▶ _WORK TO COMPLETE_: Return a copy of each line that holds the string "object".

▶ _GIVEN DATA_:
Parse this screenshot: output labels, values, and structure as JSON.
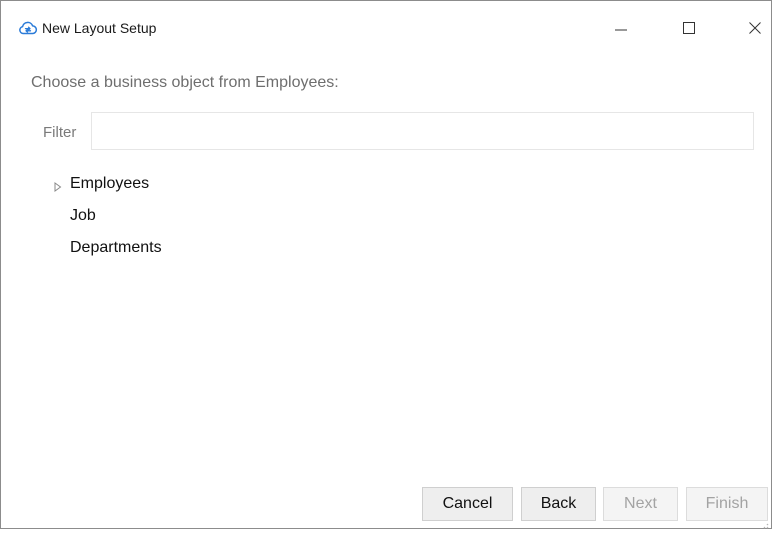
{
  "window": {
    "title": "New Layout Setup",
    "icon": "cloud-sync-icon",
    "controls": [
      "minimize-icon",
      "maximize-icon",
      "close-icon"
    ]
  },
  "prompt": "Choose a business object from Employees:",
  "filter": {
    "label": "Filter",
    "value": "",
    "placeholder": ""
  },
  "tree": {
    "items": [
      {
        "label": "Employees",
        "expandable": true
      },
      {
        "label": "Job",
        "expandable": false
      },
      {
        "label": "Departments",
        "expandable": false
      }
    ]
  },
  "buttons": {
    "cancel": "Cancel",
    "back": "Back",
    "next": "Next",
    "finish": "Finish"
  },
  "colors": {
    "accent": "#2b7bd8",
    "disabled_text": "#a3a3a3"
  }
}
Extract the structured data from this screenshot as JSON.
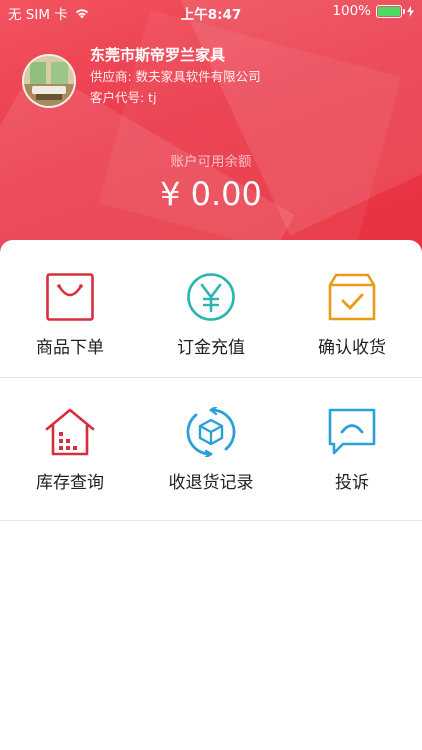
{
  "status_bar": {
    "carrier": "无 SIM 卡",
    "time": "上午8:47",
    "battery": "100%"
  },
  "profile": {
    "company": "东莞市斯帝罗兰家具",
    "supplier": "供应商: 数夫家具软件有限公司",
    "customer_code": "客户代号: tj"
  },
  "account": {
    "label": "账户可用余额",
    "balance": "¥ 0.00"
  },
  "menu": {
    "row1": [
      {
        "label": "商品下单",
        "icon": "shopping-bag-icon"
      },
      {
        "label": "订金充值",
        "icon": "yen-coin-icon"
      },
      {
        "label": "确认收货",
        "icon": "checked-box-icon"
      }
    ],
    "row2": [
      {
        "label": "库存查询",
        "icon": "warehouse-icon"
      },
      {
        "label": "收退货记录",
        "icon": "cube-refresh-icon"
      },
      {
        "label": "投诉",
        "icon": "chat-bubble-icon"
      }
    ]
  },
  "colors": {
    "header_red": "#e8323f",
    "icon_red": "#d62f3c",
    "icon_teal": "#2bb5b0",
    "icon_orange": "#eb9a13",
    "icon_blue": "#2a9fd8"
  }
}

==

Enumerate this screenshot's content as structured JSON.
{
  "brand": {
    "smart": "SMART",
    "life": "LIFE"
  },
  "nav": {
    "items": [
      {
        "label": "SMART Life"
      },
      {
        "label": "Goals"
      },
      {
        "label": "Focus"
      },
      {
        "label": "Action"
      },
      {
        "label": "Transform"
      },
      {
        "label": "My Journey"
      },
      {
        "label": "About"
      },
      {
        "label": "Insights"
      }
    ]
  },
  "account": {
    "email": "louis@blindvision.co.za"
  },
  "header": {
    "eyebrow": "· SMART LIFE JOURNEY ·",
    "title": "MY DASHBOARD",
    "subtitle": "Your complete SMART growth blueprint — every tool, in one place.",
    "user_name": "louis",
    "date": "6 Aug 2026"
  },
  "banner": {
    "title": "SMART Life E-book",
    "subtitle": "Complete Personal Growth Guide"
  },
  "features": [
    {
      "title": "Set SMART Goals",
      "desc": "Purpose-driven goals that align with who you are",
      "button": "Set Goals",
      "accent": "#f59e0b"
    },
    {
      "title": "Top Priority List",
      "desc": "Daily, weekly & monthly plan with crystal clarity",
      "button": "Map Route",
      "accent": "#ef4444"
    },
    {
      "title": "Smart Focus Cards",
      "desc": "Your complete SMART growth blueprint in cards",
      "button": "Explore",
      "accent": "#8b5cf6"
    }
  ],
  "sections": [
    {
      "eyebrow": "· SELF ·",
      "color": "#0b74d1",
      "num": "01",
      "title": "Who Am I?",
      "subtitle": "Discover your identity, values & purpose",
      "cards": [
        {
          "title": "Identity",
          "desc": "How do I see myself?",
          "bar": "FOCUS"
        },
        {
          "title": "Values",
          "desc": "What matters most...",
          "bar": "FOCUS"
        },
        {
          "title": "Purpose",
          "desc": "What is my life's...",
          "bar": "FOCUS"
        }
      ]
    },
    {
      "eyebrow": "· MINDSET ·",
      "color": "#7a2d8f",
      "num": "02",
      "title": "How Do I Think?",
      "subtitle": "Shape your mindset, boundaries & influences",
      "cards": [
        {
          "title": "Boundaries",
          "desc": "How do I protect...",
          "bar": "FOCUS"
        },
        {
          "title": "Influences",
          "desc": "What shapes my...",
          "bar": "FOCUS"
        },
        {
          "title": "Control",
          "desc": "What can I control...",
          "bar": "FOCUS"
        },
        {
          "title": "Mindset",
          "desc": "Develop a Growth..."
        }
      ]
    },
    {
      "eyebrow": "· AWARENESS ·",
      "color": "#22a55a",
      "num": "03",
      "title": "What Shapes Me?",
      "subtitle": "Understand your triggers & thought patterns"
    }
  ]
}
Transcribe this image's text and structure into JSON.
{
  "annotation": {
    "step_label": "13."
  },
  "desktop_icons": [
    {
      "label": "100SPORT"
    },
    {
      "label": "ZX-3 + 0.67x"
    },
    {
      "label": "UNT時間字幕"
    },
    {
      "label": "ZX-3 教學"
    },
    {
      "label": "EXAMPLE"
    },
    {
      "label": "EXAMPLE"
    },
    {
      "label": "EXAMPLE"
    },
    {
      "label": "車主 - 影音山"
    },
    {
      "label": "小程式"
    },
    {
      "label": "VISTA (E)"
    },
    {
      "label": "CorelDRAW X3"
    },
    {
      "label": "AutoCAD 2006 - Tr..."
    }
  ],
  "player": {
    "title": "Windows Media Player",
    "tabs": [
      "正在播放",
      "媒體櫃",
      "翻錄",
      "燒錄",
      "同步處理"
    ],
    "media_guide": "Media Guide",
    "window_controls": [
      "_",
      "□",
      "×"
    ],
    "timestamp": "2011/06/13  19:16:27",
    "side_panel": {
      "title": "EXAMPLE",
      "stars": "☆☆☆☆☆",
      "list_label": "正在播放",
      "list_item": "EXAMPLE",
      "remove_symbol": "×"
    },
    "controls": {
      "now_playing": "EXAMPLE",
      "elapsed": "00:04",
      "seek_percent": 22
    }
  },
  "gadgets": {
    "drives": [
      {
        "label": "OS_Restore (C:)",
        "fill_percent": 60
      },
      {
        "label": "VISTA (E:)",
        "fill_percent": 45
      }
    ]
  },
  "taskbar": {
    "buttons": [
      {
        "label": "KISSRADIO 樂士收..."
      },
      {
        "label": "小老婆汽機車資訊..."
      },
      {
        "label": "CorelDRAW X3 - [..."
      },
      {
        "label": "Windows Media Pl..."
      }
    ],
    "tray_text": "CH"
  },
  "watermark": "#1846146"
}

==

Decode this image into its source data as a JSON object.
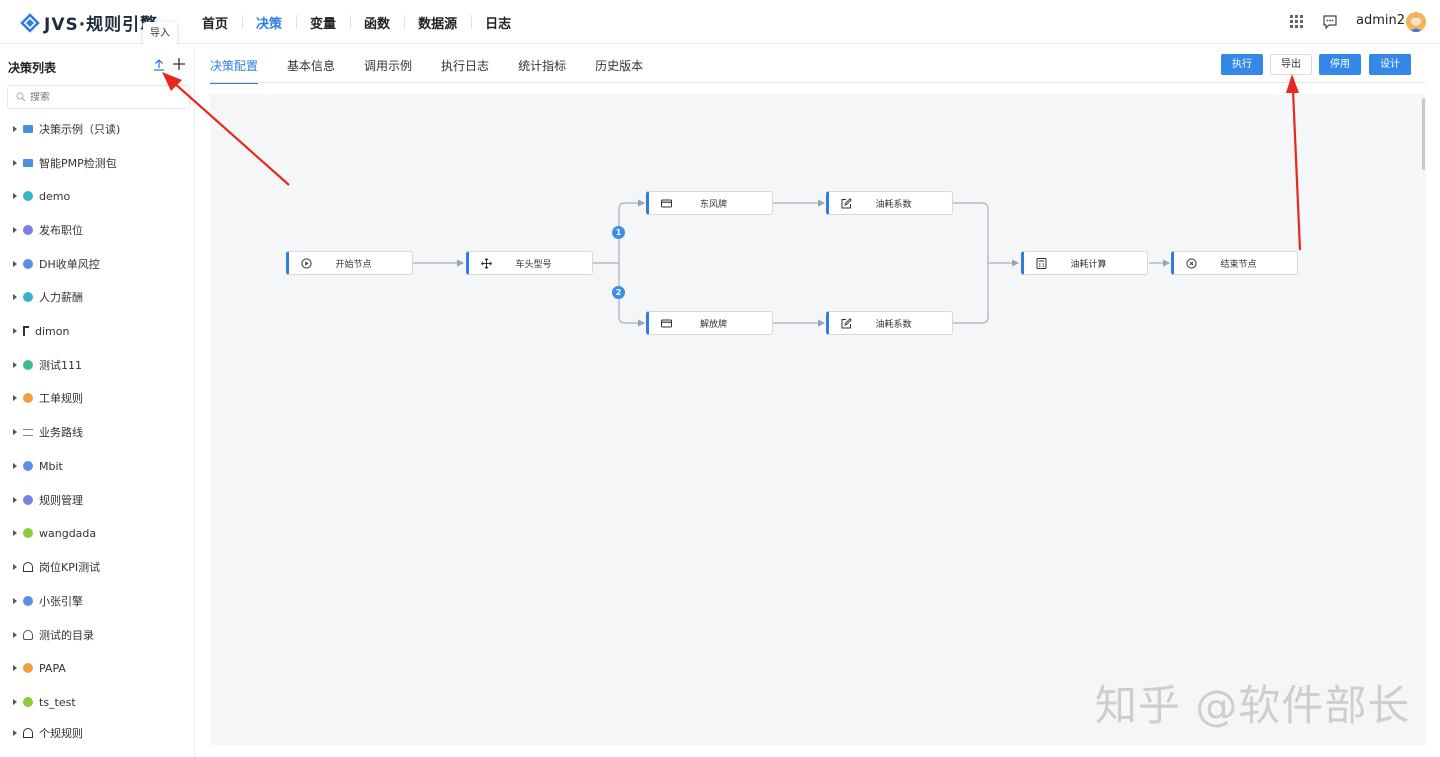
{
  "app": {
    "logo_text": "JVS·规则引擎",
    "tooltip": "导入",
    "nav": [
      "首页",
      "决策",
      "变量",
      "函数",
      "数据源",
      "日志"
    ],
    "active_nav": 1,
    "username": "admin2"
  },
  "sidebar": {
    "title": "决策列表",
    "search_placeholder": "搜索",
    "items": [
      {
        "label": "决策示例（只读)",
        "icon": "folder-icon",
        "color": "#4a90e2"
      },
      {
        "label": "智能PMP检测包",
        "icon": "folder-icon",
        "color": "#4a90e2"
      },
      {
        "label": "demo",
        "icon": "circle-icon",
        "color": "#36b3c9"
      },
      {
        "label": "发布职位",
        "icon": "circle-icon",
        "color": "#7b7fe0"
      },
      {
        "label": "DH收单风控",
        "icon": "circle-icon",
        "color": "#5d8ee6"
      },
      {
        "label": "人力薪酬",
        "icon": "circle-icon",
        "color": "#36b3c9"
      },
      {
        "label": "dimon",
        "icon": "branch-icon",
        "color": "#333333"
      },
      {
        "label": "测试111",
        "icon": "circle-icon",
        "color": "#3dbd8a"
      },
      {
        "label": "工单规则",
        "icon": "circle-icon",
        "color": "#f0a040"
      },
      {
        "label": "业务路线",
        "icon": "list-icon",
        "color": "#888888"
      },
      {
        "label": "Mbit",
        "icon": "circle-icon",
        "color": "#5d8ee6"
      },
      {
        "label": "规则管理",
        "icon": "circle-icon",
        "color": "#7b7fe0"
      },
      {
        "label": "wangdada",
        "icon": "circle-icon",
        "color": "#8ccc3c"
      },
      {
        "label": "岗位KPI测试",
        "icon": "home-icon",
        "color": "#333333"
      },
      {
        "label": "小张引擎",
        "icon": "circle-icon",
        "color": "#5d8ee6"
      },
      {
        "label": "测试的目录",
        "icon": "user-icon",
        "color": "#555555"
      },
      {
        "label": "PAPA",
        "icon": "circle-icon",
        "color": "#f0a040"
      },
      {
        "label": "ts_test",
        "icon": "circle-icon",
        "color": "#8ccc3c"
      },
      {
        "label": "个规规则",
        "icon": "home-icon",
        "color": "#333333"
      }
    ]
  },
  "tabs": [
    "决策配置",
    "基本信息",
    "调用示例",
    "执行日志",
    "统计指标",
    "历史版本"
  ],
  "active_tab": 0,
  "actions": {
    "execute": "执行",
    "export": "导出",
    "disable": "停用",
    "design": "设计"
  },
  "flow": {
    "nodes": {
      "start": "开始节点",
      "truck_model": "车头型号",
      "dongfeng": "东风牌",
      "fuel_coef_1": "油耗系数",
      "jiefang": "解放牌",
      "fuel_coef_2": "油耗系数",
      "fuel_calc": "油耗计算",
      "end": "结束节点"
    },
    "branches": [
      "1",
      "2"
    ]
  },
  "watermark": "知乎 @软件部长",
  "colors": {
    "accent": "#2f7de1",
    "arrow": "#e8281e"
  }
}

▶ _OUTPUT BELOW_:
  "prompt": "Choose a business object from Employees:",
Decode this image into its source data as a JSON object.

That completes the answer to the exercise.